-- Start MATERIAL TO PROCESS --

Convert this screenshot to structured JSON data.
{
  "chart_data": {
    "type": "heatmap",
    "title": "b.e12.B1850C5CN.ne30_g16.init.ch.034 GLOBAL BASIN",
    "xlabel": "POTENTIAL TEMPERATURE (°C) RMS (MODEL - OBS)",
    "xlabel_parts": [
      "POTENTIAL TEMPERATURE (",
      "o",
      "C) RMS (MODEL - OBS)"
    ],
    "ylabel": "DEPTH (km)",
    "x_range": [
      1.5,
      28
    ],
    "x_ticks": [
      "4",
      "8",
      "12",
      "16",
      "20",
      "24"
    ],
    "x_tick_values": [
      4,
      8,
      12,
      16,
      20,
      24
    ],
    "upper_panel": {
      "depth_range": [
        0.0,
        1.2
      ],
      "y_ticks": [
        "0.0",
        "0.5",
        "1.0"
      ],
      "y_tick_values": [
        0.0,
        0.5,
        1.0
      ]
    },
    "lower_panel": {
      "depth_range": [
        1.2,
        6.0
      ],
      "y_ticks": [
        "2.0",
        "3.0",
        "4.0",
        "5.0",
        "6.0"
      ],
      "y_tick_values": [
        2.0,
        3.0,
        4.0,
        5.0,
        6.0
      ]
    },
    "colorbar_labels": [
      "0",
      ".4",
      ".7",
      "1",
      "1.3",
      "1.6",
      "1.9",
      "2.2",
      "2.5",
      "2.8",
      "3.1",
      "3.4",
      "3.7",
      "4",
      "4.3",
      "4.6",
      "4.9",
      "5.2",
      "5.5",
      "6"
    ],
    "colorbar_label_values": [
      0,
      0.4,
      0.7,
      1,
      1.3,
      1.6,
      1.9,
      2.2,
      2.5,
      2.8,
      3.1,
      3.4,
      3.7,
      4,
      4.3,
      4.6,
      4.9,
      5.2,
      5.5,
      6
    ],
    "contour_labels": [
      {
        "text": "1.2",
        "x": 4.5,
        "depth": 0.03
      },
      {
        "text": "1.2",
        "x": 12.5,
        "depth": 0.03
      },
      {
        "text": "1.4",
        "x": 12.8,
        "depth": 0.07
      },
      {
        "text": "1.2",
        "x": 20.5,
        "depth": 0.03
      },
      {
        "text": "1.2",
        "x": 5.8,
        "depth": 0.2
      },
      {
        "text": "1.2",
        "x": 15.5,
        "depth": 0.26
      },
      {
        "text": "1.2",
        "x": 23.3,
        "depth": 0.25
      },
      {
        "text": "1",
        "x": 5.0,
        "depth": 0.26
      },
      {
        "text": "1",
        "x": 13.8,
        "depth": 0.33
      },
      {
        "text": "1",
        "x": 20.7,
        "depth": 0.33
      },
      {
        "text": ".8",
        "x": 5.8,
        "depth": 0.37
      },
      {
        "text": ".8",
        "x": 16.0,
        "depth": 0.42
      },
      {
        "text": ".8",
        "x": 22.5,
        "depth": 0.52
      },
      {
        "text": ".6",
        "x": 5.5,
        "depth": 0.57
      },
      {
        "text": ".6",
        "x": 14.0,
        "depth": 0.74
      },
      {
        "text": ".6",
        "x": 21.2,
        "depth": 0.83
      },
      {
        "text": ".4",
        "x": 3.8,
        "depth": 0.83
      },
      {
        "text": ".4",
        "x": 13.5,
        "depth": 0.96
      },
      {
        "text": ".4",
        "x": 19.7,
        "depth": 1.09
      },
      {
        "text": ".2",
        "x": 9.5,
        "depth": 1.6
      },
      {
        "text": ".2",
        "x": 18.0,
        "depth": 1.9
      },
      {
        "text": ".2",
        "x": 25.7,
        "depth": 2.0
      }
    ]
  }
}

-- End MATERIAL TO PROCESS --

• DIRECTIONS FOR THIS TASK: Every line of the data above should be reproduced word for word.

• CORRECT ANSWER:
Convert this screenshot to structured JSON data.
{
  "chart_data": {
    "type": "heatmap",
    "title": "b.e12.B1850C5CN.ne30_g16.init.ch.034 GLOBAL BASIN",
    "xlabel": "POTENTIAL TEMPERATURE (°C) RMS (MODEL - OBS)",
    "xlabel_parts": [
      "POTENTIAL TEMPERATURE (",
      "o",
      "C) RMS (MODEL - OBS)"
    ],
    "ylabel": "DEPTH (km)",
    "x_range": [
      1.5,
      28
    ],
    "x_ticks": [
      "4",
      "8",
      "12",
      "16",
      "20",
      "24"
    ],
    "x_tick_values": [
      4,
      8,
      12,
      16,
      20,
      24
    ],
    "upper_panel": {
      "depth_range": [
        0.0,
        1.2
      ],
      "y_ticks": [
        "0.0",
        "0.5",
        "1.0"
      ],
      "y_tick_values": [
        0.0,
        0.5,
        1.0
      ]
    },
    "lower_panel": {
      "depth_range": [
        1.2,
        6.0
      ],
      "y_ticks": [
        "2.0",
        "3.0",
        "4.0",
        "5.0",
        "6.0"
      ],
      "y_tick_values": [
        2.0,
        3.0,
        4.0,
        5.0,
        6.0
      ]
    },
    "colorbar_labels": [
      "0",
      ".4",
      ".7",
      "1",
      "1.3",
      "1.6",
      "1.9",
      "2.2",
      "2.5",
      "2.8",
      "3.1",
      "3.4",
      "3.7",
      "4",
      "4.3",
      "4.6",
      "4.9",
      "5.2",
      "5.5",
      "6"
    ],
    "colorbar_label_values": [
      0,
      0.4,
      0.7,
      1,
      1.3,
      1.6,
      1.9,
      2.2,
      2.5,
      2.8,
      3.1,
      3.4,
      3.7,
      4,
      4.3,
      4.6,
      4.9,
      5.2,
      5.5,
      6
    ],
    "contour_labels": [
      {
        "text": "1.2",
        "x": 4.5,
        "depth": 0.03
      },
      {
        "text": "1.2",
        "x": 12.5,
        "depth": 0.03
      },
      {
        "text": "1.4",
        "x": 12.8,
        "depth": 0.07
      },
      {
        "text": "1.2",
        "x": 20.5,
        "depth": 0.03
      },
      {
        "text": "1.2",
        "x": 5.8,
        "depth": 0.2
      },
      {
        "text": "1.2",
        "x": 15.5,
        "depth": 0.26
      },
      {
        "text": "1.2",
        "x": 23.3,
        "depth": 0.25
      },
      {
        "text": "1",
        "x": 5.0,
        "depth": 0.26
      },
      {
        "text": "1",
        "x": 13.8,
        "depth": 0.33
      },
      {
        "text": "1",
        "x": 20.7,
        "depth": 0.33
      },
      {
        "text": ".8",
        "x": 5.8,
        "depth": 0.37
      },
      {
        "text": ".8",
        "x": 16.0,
        "depth": 0.42
      },
      {
        "text": ".8",
        "x": 22.5,
        "depth": 0.52
      },
      {
        "text": ".6",
        "x": 5.5,
        "depth": 0.57
      },
      {
        "text": ".6",
        "x": 14.0,
        "depth": 0.74
      },
      {
        "text": ".6",
        "x": 21.2,
        "depth": 0.83
      },
      {
        "text": ".4",
        "x": 3.8,
        "depth": 0.83
      },
      {
        "text": ".4",
        "x": 13.5,
        "depth": 0.96
      },
      {
        "text": ".4",
        "x": 19.7,
        "depth": 1.09
      },
      {
        "text": ".2",
        "x": 9.5,
        "depth": 1.6
      },
      {
        "text": ".2",
        "x": 18.0,
        "depth": 1.9
      },
      {
        "text": ".2",
        "x": 25.7,
        "depth": 2.0
      }
    ]
  }
}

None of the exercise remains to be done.